(Stored data entries)
────────
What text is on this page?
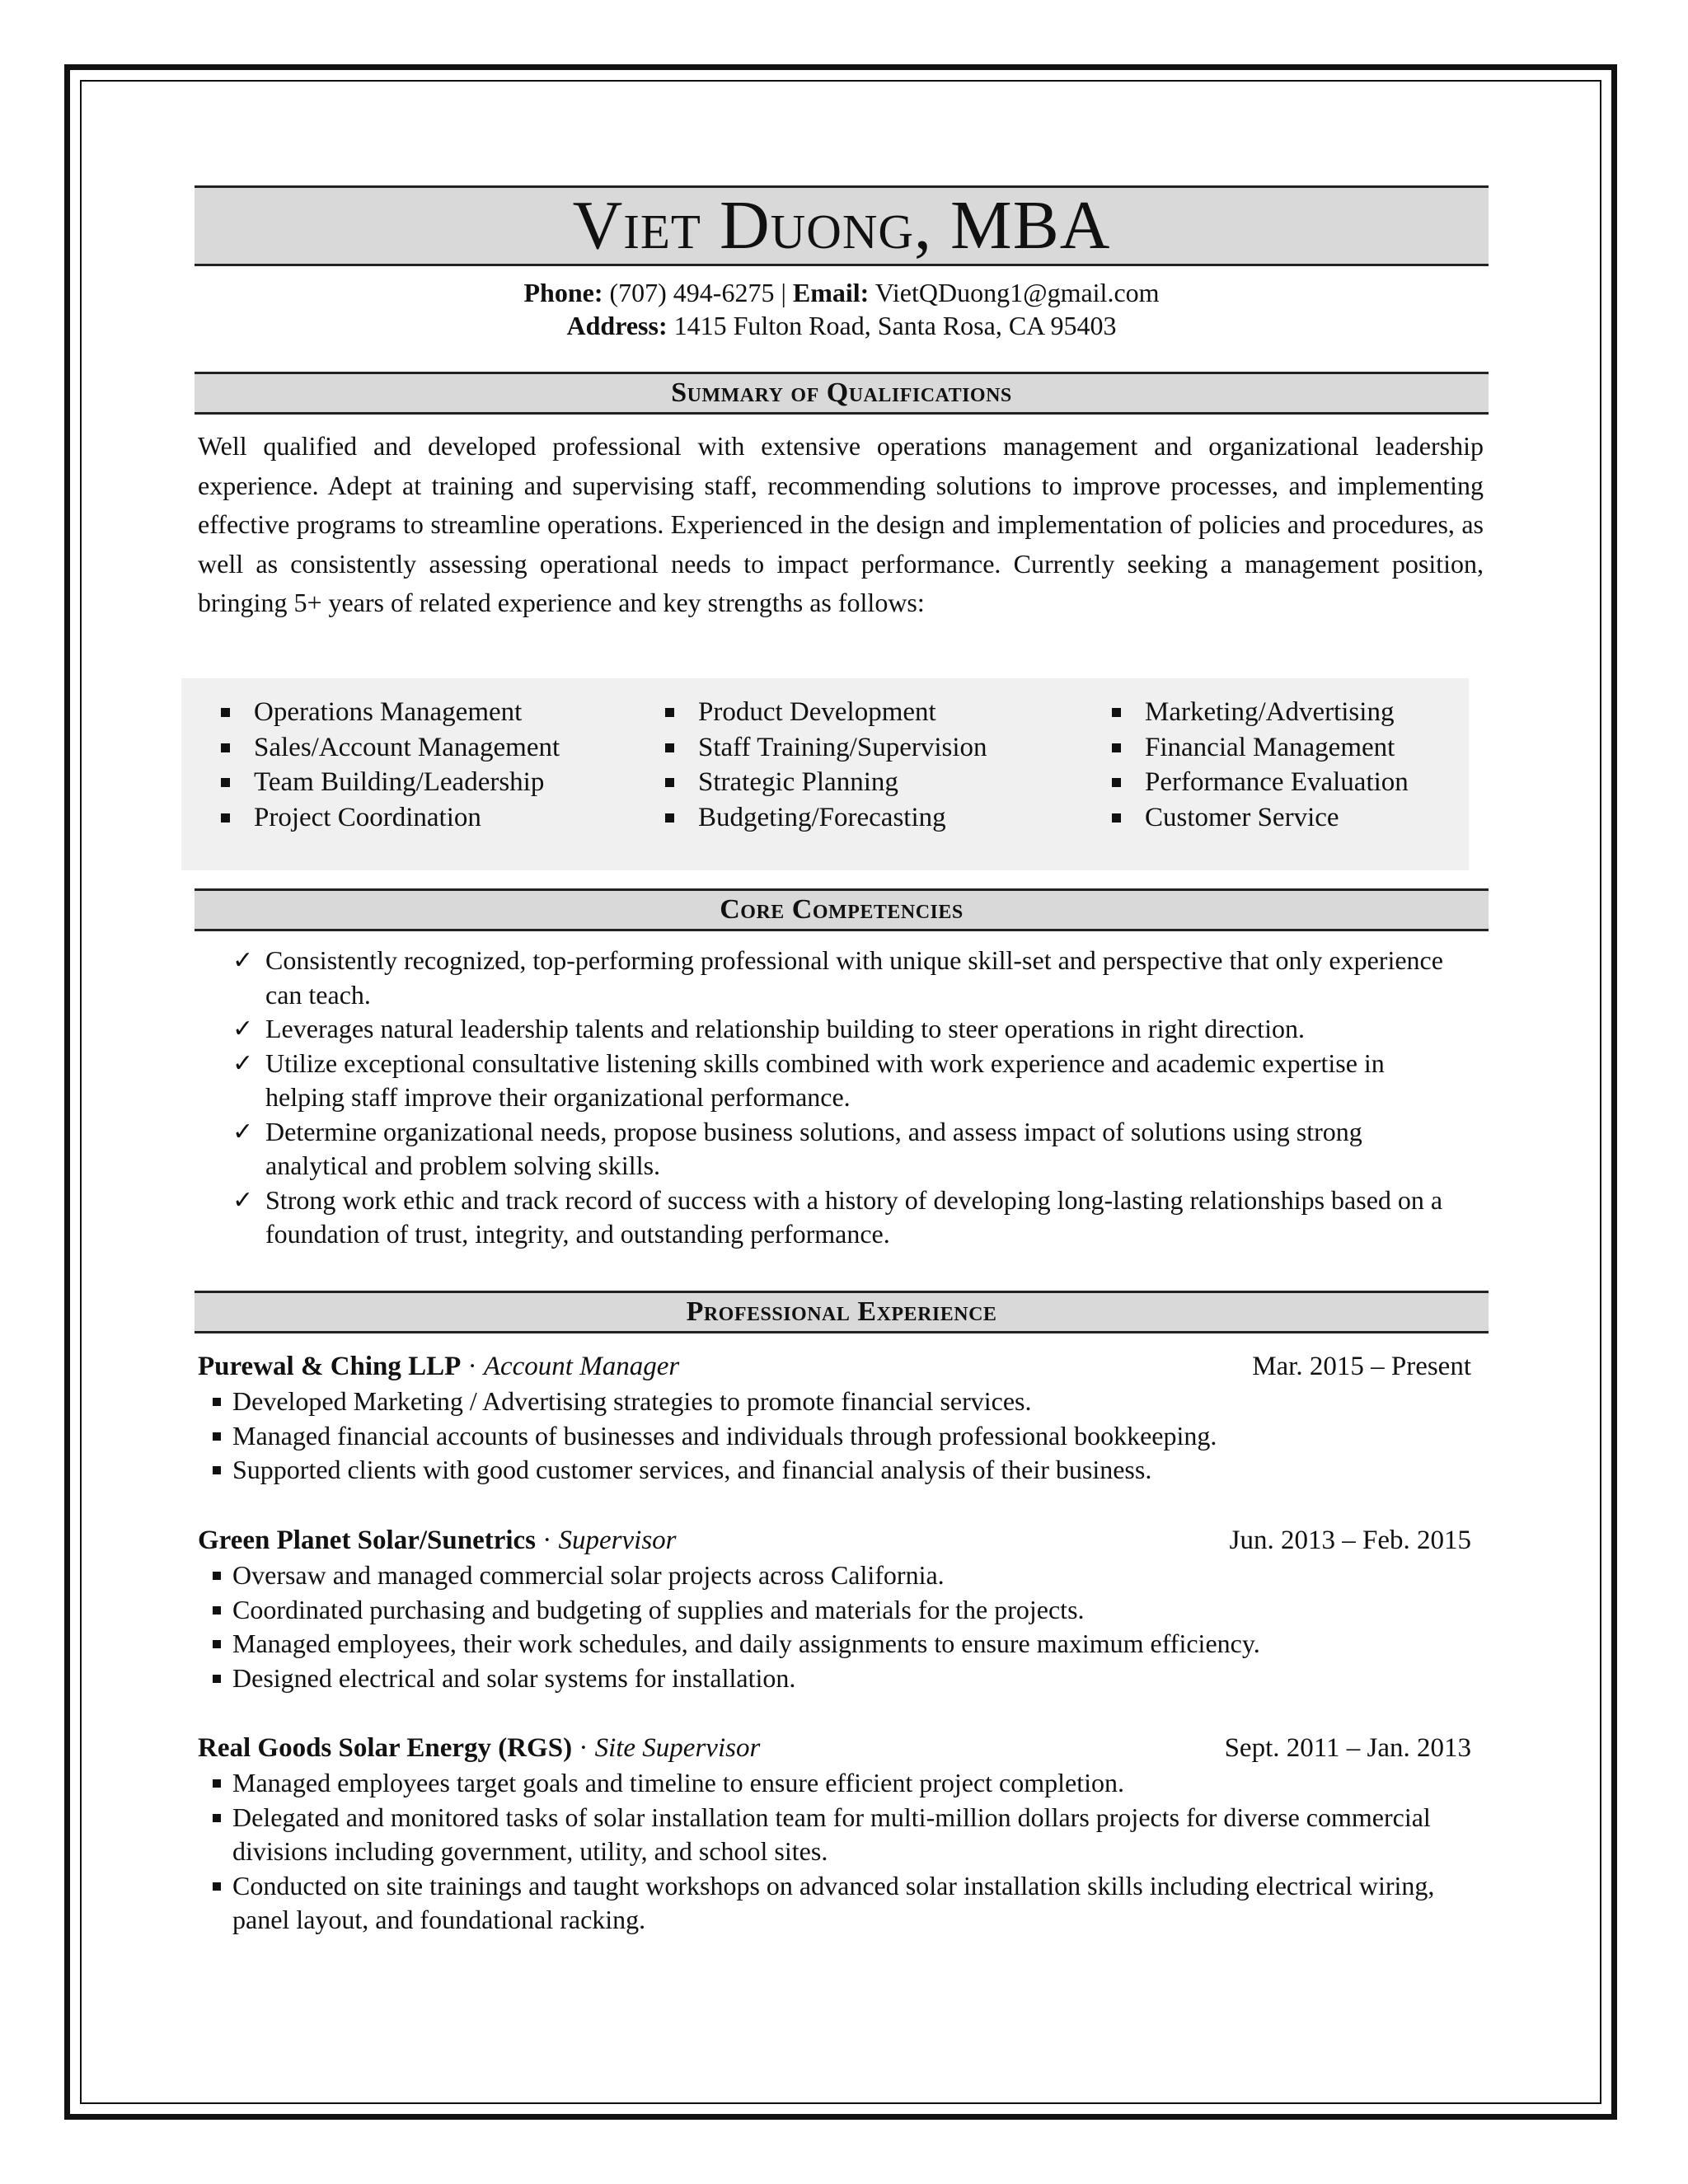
Viet Duong, MBA
Phone: (707) 494-6275 | Email: VietQDuong1@gmail.com
Address: 1415 Fulton Road, Santa Rosa, CA 95403
Summary of Qualifications

Well qualified and developed professional with extensive operations management and organizational leadership experience. Adept at training and supervising staff, recommending solutions to improve processes, and implementing effective programs to streamline operations. Experienced in the design and implementation of policies and procedures, as well as consistently assessing operational needs to impact performance. Currently seeking a management position, bringing 5+ years of related experience and key strengths as follows:

Operations Management
Sales/Account Management
Team Building/Leadership
Project Coordination
Product Development
Staff Training/Supervision
Strategic Planning
Budgeting/Forecasting
Marketing/Advertising
Financial Management
Performance Evaluation
Customer Service
Core Competencies
✓ Consistently recognized, top-performing professional with unique skill-set and perspective that only experience can teach.
✓ Leverages natural leadership talents and relationship building to steer operations in right direction.
✓ Utilize exceptional consultative listening skills combined with work experience and academic expertise in helping staff improve their organizational performance.
✓ Determine organizational needs, propose business solutions, and assess impact of solutions using strong analytical and problem solving skills.
✓ Strong work ethic and track record of success with a history of developing long-lasting relationships based on a foundation of trust, integrity, and outstanding performance.
Professional Experience
Purewal & Ching LLP · Account Manager	Mar. 2015 – Present
Developed Marketing / Advertising strategies to promote financial services.
Managed financial accounts of businesses and individuals through professional bookkeeping.
Supported clients with good customer services, and financial analysis of their business.
Green Planet Solar/Sunetrics · Supervisor	Jun. 2013 – Feb. 2015
Oversaw and managed commercial solar projects across California.
Coordinated purchasing and budgeting of supplies and materials for the projects.
Managed employees, their work schedules, and daily assignments to ensure maximum efficiency.
Designed electrical and solar systems for installation.
Real Goods Solar Energy (RGS) · Site Supervisor	Sept. 2011 – Jan. 2013
Managed employees target goals and timeline to ensure efficient project completion.
Delegated and monitored tasks of solar installation team for multi-million dollars projects for diverse commercial divisions including government, utility, and school sites.
Conducted on site trainings and taught workshops on advanced solar installation skills including electrical wiring, panel layout, and foundational racking.
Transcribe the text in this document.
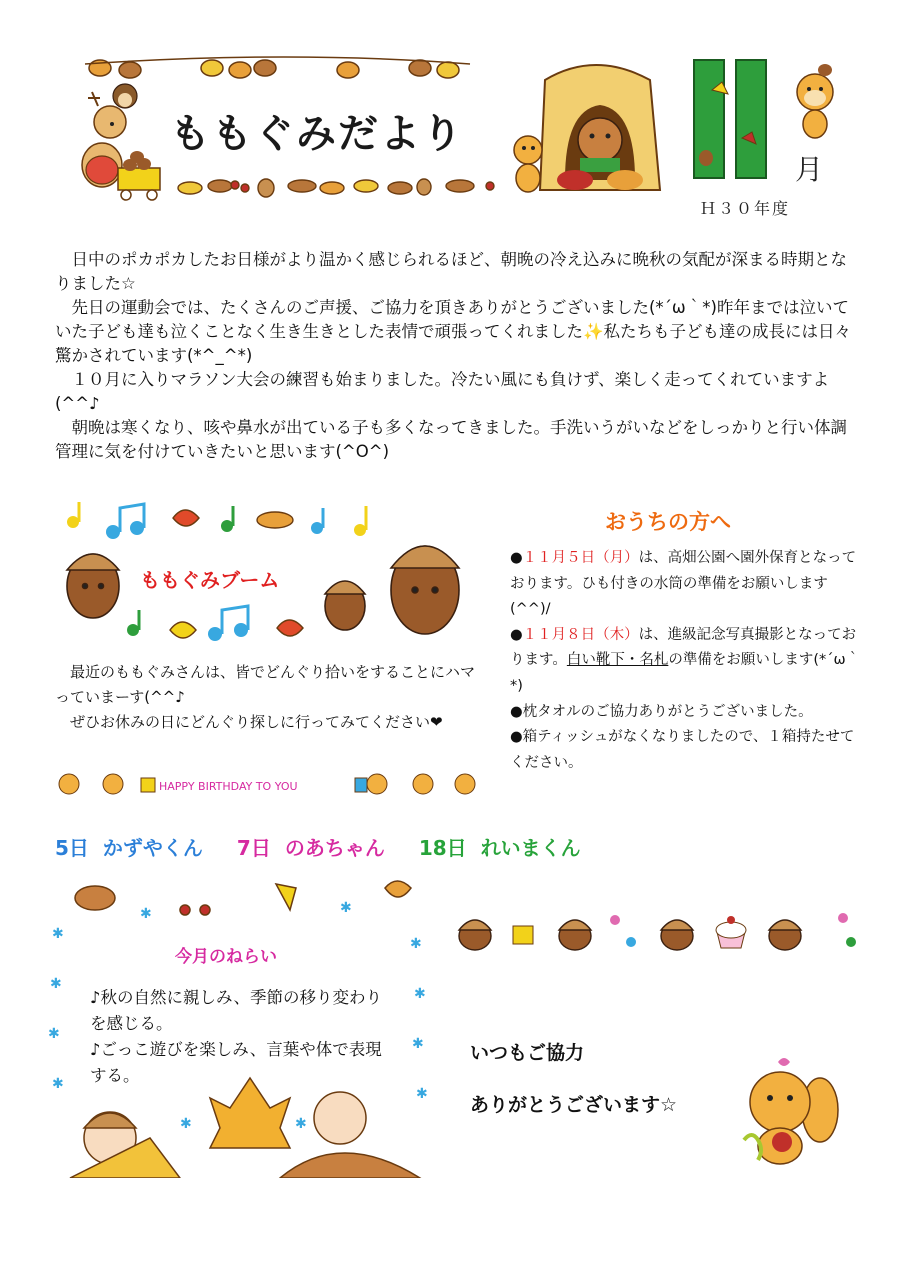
ももぐみだより
月
Ｈ３０年度

日中のポカポカしたお日様がより温かく感じられるほど、朝晩の冷え込みに晩秋の気配が深まる時期となりました☆

先日の運動会では、たくさんのご声援、ご協力を頂きありがとうございました(*´ω｀*)昨年までは泣いていた子ども達も泣くことなく生き生きとした表情で頑張ってくれました✨私たちも子ども達の成長には日々驚かされています(*^_^*)

１０月に入りマラソン大会の練習も始まりました。冷たい風にも負けず、楽しく走ってくれていますよ(^^♪

朝晩は寒くなり、咳や鼻水が出ている子も多くなってきました。手洗いうがいなどをしっかりと行い体調管理に気を付けていきたいと思います(^O^)

ももぐみブーム

最近のももぐみさんは、皆でどんぐり拾いをすることにハマっていまーす(^^♪

ぜひお休みの日にどんぐり探しに行ってみてください❤

おうちの方へ

●１１月５日（月）は、高畑公園へ園外保育となっております。ひも付きの水筒の準備をお願いします(^^)/

●１１月８日（木）は、進級記念写真撮影となっております。白い靴下・名札の準備をお願いします(*´ω｀*)

●枕タオルのご協力ありがとうございました。

●箱ティッシュがなくなりましたので、１箱持たせてください。

HAPPY BIRTHDAY TO YOU
5日 かずやくん 7日 のあちゃん 18日 れいまくん
✱
✱
✱
✱
✱
✱
✱
✱
✱	✱
✱	✱
今月のねらい

♪秋の自然に親しみ、季節の移り変わりを感じる。

♪ごっこ遊びを楽しみ、言葉や体で表現する。

いつもご協力
ありがとうございます☆
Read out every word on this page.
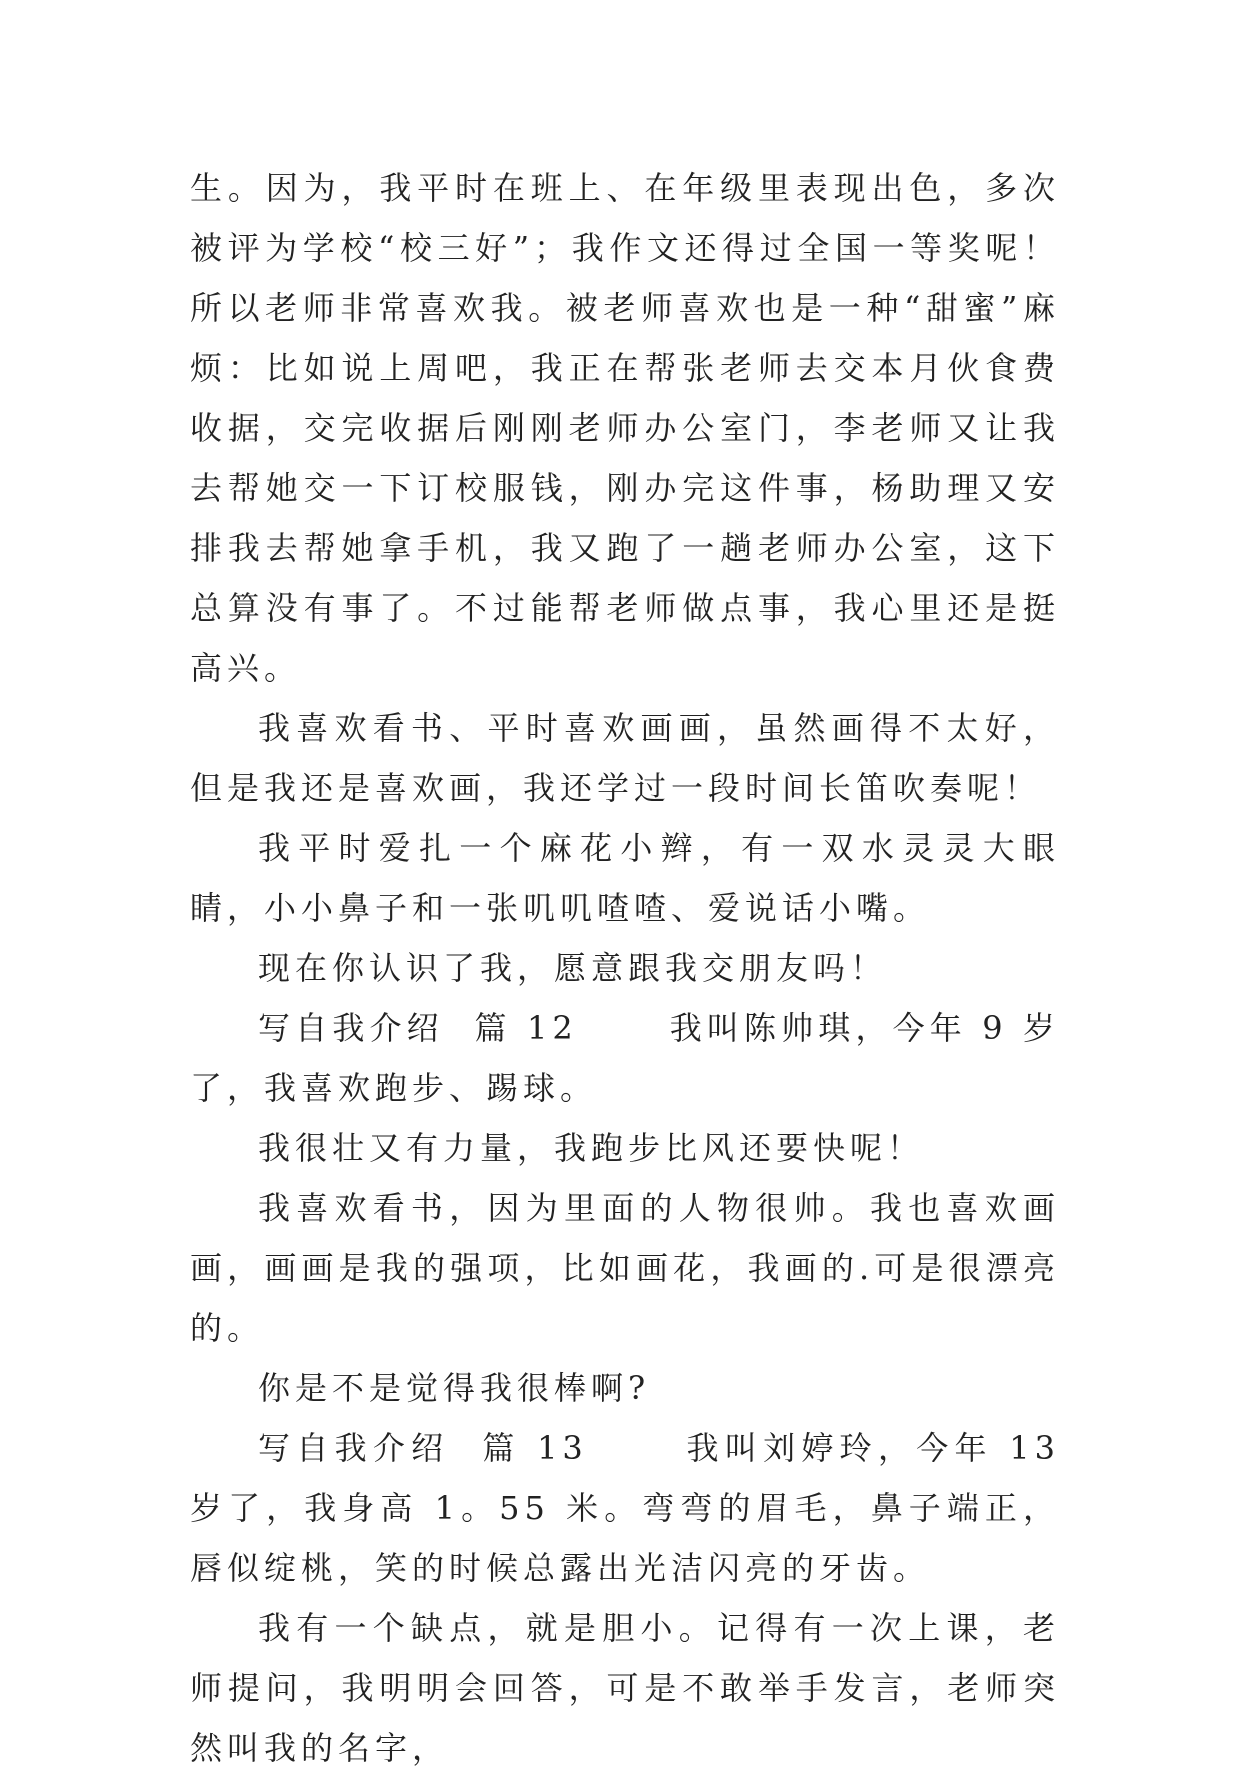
生。因为，我平时在班上、在年级里表现出色，多次被评为学校“校三好”；我作文还得过全国一等奖呢！所以老师非常喜欢我。被老师喜欢也是一种“甜蜜”麻烦：比如说上周吧，我正在帮张老师去交本月伙食费收据，交完收据后刚刚老师办公室门，李老师又让我去帮她交一下订校服钱，刚办完这件事，杨助理又安排我去帮她拿手机，我又跑了一趟老师办公室，这下总算没有事了。不过能帮老师做点事，我心里还是挺高兴。

我喜欢看书、平时喜欢画画，虽然画得不太好，但是我还是喜欢画，我还学过一段时间长笛吹奏呢！

我平时爱扎一个麻花小辫，有一双水灵灵大眼睛，小小鼻子和一张叽叽喳喳、爱说话小嘴。

现在你认识了我，愿意跟我交朋友吗！

写自我介绍  篇 12	我叫陈帅琪，今年 9 岁了，我喜欢跑步、踢球。

我很壮又有力量，我跑步比风还要快呢！

我喜欢看书，因为里面的人物很帅。我也喜欢画画，画画是我的强项，比如画花，我画的.可是很漂亮的。

你是不是觉得我很棒啊?

写自我介绍  篇 13	我叫刘婷玲，今年 13 岁了，我身高 1。55 米。弯弯的眉毛，鼻子端正，唇似绽桃，笑的时候总露出光洁闪亮的牙齿。

我有一个缺点，就是胆小。记得有一次上课，老师提问，我明明会回答，可是不敢举手发言，老师突然叫我的名字，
────────
■ **Short exercise**
All of the data needs repeating exactly, but the pictures do not.

■ **Written answer**
What text is on this page?
Viet Duong, MBA
Phone: (707) 494-6275 | Email: VietQDuong1@gmail.com
Address: 1415 Fulton Road, Santa Rosa, CA 95403
Summary of Qualifications

Well qualified and developed professional with extensive operations management and organizational leadership experience. Adept at training and supervising staff, recommending solutions to improve processes, and implementing effective programs to streamline operations. Experienced in the design and implementation of policies and procedures, as well as consistently assessing operational needs to impact performance. Currently seeking a management position, bringing 5+ years of related experience and key strengths as follows:

Operations Management
Sales/Account Management
Team Building/Leadership
Project Coordination
Product Development
Staff Training/Supervision
Strategic Planning
Budgeting/Forecasting
Marketing/Advertising
Financial Management
Performance Evaluation
Customer Service
Core Competencies
✓ Consistently recognized, top-performing professional with unique skill-set and perspective that only experience can teach.
✓ Leverages natural leadership talents and relationship building to steer operations in right direction.
✓ Utilize exceptional consultative listening skills combined with work experience and academic expertise in helping staff improve their organizational performance.
✓ Determine organizational needs, propose business solutions, and assess impact of solutions using strong analytical and problem solving skills.
✓ Strong work ethic and track record of success with a history of developing long-lasting relationships based on a foundation of trust, integrity, and outstanding performance.
Professional Experience
Purewal & Ching LLP · Account Manager	Mar. 2015 – Present
Developed Marketing / Advertising strategies to promote financial services.
Managed financial accounts of businesses and individuals through professional bookkeeping.
Supported clients with good customer services, and financial analysis of their business.
Green Planet Solar/Sunetrics · Supervisor	Jun. 2013 – Feb. 2015
Oversaw and managed commercial solar projects across California.
Coordinated purchasing and budgeting of supplies and materials for the projects.
Managed employees, their work schedules, and daily assignments to ensure maximum efficiency.
Designed electrical and solar systems for installation.
Real Goods Solar Energy (RGS) · Site Supervisor	Sept. 2011 – Jan. 2013
Managed employees target goals and timeline to ensure efficient project completion.
Delegated and monitored tasks of solar installation team for multi-million dollars projects for diverse commercial divisions including government, utility, and school sites.
Conducted on site trainings and taught workshops on advanced solar installation skills including electrical wiring, panel layout, and foundational racking.
Transcribe the text in this document.
ももぐみだより
月
Ｈ３０年度

日中のポカポカしたお日様がより温かく感じられるほど、朝晩の冷え込みに晩秋の気配が深まる時期となりました☆

先日の運動会では、たくさんのご声援、ご協力を頂きありがとうございました(*´ω｀*)昨年までは泣いていた子ども達も泣くことなく生き生きとした表情で頑張ってくれました✨私たちも子ども達の成長には日々驚かされています(*^_^*)

１０月に入りマラソン大会の練習も始まりました。冷たい風にも負けず、楽しく走ってくれていますよ(^^♪

朝晩は寒くなり、咳や鼻水が出ている子も多くなってきました。手洗いうがいなどをしっかりと行い体調管理に気を付けていきたいと思います(^O^)

ももぐみブーム

最近のももぐみさんは、皆でどんぐり拾いをすることにハマっていまーす(^^♪

ぜひお休みの日にどんぐり探しに行ってみてください❤

おうちの方へ

●１１月５日（月）は、高畑公園へ園外保育となっております。ひも付きの水筒の準備をお願いします(^^)/

●１１月８日（木）は、進級記念写真撮影となっております。白い靴下・名札の準備をお願いします(*´ω｀*)

●枕タオルのご協力ありがとうございました。

●箱ティッシュがなくなりましたので、１箱持たせてください。

HAPPY BIRTHDAY TO YOU
5日 かずやくん 7日 のあちゃん 18日 れいまくん
✱
✱
✱
✱
✱
✱
✱
✱
✱	✱
✱	✱
今月のねらい

♪秋の自然に親しみ、季節の移り変わりを感じる。

♪ごっこ遊びを楽しみ、言葉や体で表現する。

いつもご協力
ありがとうございます☆
Read out every word on this page.
生。因为，我平时在班上、在年级里表现出色，多次被评为学校“校三好”；我作文还得过全国一等奖呢！所以老师非常喜欢我。被老师喜欢也是一种“甜蜜”麻烦：比如说上周吧，我正在帮张老师去交本月伙食费收据，交完收据后刚刚老师办公室门，李老师又让我去帮她交一下订校服钱，刚办完这件事，杨助理又安排我去帮她拿手机，我又跑了一趟老师办公室，这下总算没有事了。不过能帮老师做点事，我心里还是挺高兴。

我喜欢看书、平时喜欢画画，虽然画得不太好，但是我还是喜欢画，我还学过一段时间长笛吹奏呢！

我平时爱扎一个麻花小辫，有一双水灵灵大眼睛，小小鼻子和一张叽叽喳喳、爱说话小嘴。

现在你认识了我，愿意跟我交朋友吗！

写自我介绍  篇 12	我叫陈帅琪，今年 9 岁了，我喜欢跑步、踢球。

我很壮又有力量，我跑步比风还要快呢！

我喜欢看书，因为里面的人物很帅。我也喜欢画画，画画是我的强项，比如画花，我画的.可是很漂亮的。

你是不是觉得我很棒啊?

写自我介绍  篇 13	我叫刘婷玲，今年 13 岁了，我身高 1。55 米。弯弯的眉毛，鼻子端正，唇似绽桃，笑的时候总露出光洁闪亮的牙齿。

我有一个缺点，就是胆小。记得有一次上课，老师提问，我明明会回答，可是不敢举手发言，老师突然叫我的名字，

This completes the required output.